EXERCISE INSTRUCTIONS: Reproduce the listing below verbatim, line for line.

[Item position entries]
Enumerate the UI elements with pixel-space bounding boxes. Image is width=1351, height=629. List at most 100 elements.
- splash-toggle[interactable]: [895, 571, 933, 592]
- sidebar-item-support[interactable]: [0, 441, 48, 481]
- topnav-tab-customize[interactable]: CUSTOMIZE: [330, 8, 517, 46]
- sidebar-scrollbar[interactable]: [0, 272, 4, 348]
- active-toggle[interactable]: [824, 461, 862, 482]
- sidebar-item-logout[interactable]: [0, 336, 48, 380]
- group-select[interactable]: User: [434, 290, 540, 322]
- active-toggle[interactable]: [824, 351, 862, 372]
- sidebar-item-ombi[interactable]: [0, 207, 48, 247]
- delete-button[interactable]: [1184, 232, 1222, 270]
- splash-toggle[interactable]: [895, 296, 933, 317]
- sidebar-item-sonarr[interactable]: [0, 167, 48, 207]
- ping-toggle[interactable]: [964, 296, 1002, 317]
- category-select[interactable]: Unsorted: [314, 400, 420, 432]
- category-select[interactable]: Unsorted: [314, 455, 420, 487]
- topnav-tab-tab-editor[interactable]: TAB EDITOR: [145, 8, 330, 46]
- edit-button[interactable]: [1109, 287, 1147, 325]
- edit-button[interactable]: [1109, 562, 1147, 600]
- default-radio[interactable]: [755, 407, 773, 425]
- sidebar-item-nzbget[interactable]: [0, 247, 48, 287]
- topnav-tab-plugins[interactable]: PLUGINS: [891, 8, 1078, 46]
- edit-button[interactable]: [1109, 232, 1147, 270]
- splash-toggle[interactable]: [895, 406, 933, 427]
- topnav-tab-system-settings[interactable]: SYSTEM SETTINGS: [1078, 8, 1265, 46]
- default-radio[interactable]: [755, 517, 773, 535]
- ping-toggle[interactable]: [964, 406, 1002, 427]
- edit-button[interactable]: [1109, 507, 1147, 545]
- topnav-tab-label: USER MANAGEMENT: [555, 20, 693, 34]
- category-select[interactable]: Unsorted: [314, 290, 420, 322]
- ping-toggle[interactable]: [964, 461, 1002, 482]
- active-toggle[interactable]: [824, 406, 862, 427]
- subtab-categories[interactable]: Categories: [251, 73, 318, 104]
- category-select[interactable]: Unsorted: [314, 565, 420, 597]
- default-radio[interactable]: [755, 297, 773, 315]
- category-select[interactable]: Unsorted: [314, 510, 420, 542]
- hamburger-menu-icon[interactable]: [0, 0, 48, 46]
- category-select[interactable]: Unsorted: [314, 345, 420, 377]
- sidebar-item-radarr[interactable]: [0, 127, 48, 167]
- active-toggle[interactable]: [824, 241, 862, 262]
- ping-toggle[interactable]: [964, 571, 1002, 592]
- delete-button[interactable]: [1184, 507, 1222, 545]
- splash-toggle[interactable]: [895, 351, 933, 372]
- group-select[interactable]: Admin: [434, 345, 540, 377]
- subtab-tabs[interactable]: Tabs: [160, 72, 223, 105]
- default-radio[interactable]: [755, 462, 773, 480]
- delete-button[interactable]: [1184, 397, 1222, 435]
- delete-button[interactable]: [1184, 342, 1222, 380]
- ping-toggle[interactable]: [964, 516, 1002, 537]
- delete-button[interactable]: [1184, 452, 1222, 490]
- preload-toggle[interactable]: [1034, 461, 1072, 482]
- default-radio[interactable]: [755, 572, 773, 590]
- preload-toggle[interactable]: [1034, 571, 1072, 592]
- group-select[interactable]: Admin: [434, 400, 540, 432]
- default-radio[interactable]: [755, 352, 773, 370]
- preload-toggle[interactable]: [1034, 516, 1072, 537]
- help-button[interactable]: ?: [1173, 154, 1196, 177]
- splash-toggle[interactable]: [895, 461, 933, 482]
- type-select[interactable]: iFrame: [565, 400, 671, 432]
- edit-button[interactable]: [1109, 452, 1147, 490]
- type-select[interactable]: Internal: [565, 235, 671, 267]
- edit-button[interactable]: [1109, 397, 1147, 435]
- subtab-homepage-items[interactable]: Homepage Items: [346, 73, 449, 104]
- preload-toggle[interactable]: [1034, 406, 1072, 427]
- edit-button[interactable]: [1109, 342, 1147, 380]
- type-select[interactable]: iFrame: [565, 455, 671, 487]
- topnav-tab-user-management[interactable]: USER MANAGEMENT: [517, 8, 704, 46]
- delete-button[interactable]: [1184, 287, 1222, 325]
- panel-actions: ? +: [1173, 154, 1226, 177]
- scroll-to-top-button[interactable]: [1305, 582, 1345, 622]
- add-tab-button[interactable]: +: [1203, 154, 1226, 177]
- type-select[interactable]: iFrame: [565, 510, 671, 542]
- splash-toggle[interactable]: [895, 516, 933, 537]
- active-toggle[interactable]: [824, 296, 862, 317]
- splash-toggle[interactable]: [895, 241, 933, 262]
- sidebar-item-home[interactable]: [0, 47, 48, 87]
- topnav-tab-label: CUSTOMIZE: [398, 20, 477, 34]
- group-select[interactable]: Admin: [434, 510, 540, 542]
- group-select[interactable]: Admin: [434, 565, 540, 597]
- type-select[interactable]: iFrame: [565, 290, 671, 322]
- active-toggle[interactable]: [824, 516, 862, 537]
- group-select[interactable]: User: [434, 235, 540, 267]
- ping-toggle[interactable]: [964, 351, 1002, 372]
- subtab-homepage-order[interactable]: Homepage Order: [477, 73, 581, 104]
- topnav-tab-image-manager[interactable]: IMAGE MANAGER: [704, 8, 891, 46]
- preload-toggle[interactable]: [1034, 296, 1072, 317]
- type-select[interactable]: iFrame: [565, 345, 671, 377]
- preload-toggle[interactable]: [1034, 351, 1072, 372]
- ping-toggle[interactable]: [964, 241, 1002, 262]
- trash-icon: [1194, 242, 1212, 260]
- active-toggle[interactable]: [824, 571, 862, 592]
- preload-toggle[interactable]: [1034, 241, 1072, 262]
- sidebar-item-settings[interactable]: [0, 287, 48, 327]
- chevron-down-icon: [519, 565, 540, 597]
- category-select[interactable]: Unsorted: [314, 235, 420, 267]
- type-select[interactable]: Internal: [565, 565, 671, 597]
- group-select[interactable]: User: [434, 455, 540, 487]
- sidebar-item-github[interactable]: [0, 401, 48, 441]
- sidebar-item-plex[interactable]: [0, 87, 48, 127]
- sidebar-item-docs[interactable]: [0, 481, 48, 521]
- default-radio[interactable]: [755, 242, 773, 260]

RESPONSE TO THE TASK:
Enumerate the UI elements with pixel-space bounding boxes. Image is width=1351, height=629. List at most 100 elements.
- splash-toggle[interactable]: [895, 571, 933, 592]
- sidebar-item-support[interactable]: [0, 441, 48, 481]
- topnav-tab-customize[interactable]: CUSTOMIZE: [330, 8, 517, 46]
- sidebar-scrollbar[interactable]: [0, 272, 4, 348]
- active-toggle[interactable]: [824, 461, 862, 482]
- sidebar-item-logout[interactable]: [0, 336, 48, 380]
- group-select[interactable]: User: [434, 290, 540, 322]
- active-toggle[interactable]: [824, 351, 862, 372]
- sidebar-item-ombi[interactable]: [0, 207, 48, 247]
- delete-button[interactable]: [1184, 232, 1222, 270]
- splash-toggle[interactable]: [895, 296, 933, 317]
- sidebar-item-sonarr[interactable]: [0, 167, 48, 207]
- ping-toggle[interactable]: [964, 296, 1002, 317]
- category-select[interactable]: Unsorted: [314, 400, 420, 432]
- category-select[interactable]: Unsorted: [314, 455, 420, 487]
- topnav-tab-tab-editor[interactable]: TAB EDITOR: [145, 8, 330, 46]
- edit-button[interactable]: [1109, 287, 1147, 325]
- edit-button[interactable]: [1109, 562, 1147, 600]
- default-radio[interactable]: [755, 407, 773, 425]
- sidebar-item-nzbget[interactable]: [0, 247, 48, 287]
- topnav-tab-plugins[interactable]: PLUGINS: [891, 8, 1078, 46]
- edit-button[interactable]: [1109, 232, 1147, 270]
- splash-toggle[interactable]: [895, 406, 933, 427]
- topnav-tab-system-settings[interactable]: SYSTEM SETTINGS: [1078, 8, 1265, 46]
- default-radio[interactable]: [755, 517, 773, 535]
- ping-toggle[interactable]: [964, 406, 1002, 427]
- edit-button[interactable]: [1109, 507, 1147, 545]
- topnav-tab-label: USER MANAGEMENT: [555, 20, 693, 34]
- category-select[interactable]: Unsorted: [314, 290, 420, 322]
- ping-toggle[interactable]: [964, 461, 1002, 482]
- active-toggle[interactable]: [824, 406, 862, 427]
- subtab-categories[interactable]: Categories: [251, 73, 318, 104]
- category-select[interactable]: Unsorted: [314, 565, 420, 597]
- default-radio[interactable]: [755, 297, 773, 315]
- category-select[interactable]: Unsorted: [314, 510, 420, 542]
- hamburger-menu-icon[interactable]: [0, 0, 48, 46]
- category-select[interactable]: Unsorted: [314, 345, 420, 377]
- sidebar-item-radarr[interactable]: [0, 127, 48, 167]
- active-toggle[interactable]: [824, 241, 862, 262]
- ping-toggle[interactable]: [964, 571, 1002, 592]
- delete-button[interactable]: [1184, 507, 1222, 545]
- splash-toggle[interactable]: [895, 351, 933, 372]
- group-select[interactable]: Admin: [434, 345, 540, 377]
- subtab-tabs[interactable]: Tabs: [160, 72, 223, 105]
- default-radio[interactable]: [755, 462, 773, 480]
- delete-button[interactable]: [1184, 397, 1222, 435]
- delete-button[interactable]: [1184, 342, 1222, 380]
- ping-toggle[interactable]: [964, 516, 1002, 537]
- delete-button[interactable]: [1184, 452, 1222, 490]
- preload-toggle[interactable]: [1034, 461, 1072, 482]
- default-radio[interactable]: [755, 572, 773, 590]
- preload-toggle[interactable]: [1034, 571, 1072, 592]
- group-select[interactable]: Admin: [434, 400, 540, 432]
- default-radio[interactable]: [755, 352, 773, 370]
- preload-toggle[interactable]: [1034, 516, 1072, 537]
- help-button[interactable]: ?: [1173, 154, 1196, 177]
- splash-toggle[interactable]: [895, 461, 933, 482]
- type-select[interactable]: iFrame: [565, 400, 671, 432]
- edit-button[interactable]: [1109, 452, 1147, 490]
- type-select[interactable]: Internal: [565, 235, 671, 267]
- edit-button[interactable]: [1109, 397, 1147, 435]
- subtab-homepage-items[interactable]: Homepage Items: [346, 73, 449, 104]
- preload-toggle[interactable]: [1034, 406, 1072, 427]
- edit-button[interactable]: [1109, 342, 1147, 380]
- type-select[interactable]: iFrame: [565, 455, 671, 487]
- topnav-tab-user-management[interactable]: USER MANAGEMENT: [517, 8, 704, 46]
- delete-button[interactable]: [1184, 287, 1222, 325]
- panel-actions: ? +: [1173, 154, 1226, 177]
- scroll-to-top-button[interactable]: [1305, 582, 1345, 622]
- add-tab-button[interactable]: +: [1203, 154, 1226, 177]
- type-select[interactable]: iFrame: [565, 510, 671, 542]
- splash-toggle[interactable]: [895, 516, 933, 537]
- active-toggle[interactable]: [824, 296, 862, 317]
- splash-toggle[interactable]: [895, 241, 933, 262]
- sidebar-item-home[interactable]: [0, 47, 48, 87]
- topnav-tab-label: CUSTOMIZE: [398, 20, 477, 34]
- group-select[interactable]: Admin: [434, 510, 540, 542]
- group-select[interactable]: Admin: [434, 565, 540, 597]
- type-select[interactable]: iFrame: [565, 290, 671, 322]
- active-toggle[interactable]: [824, 516, 862, 537]
- group-select[interactable]: User: [434, 235, 540, 267]
- ping-toggle[interactable]: [964, 351, 1002, 372]
- subtab-homepage-order[interactable]: Homepage Order: [477, 73, 581, 104]
- topnav-tab-image-manager[interactable]: IMAGE MANAGER: [704, 8, 891, 46]
- preload-toggle[interactable]: [1034, 296, 1072, 317]
- type-select[interactable]: iFrame: [565, 345, 671, 377]
- preload-toggle[interactable]: [1034, 351, 1072, 372]
- ping-toggle[interactable]: [964, 241, 1002, 262]
- trash-icon: [1194, 242, 1212, 260]
- active-toggle[interactable]: [824, 571, 862, 592]
- preload-toggle[interactable]: [1034, 241, 1072, 262]
- sidebar-item-settings[interactable]: [0, 287, 48, 327]
- chevron-down-icon: [519, 565, 540, 597]
- category-select[interactable]: Unsorted: [314, 235, 420, 267]
- type-select[interactable]: Internal: [565, 565, 671, 597]
- group-select[interactable]: User: [434, 455, 540, 487]
- sidebar-item-github[interactable]: [0, 401, 48, 441]
- sidebar-item-plex[interactable]: [0, 87, 48, 127]
- sidebar-item-docs[interactable]: [0, 481, 48, 521]
- default-radio[interactable]: [755, 242, 773, 260]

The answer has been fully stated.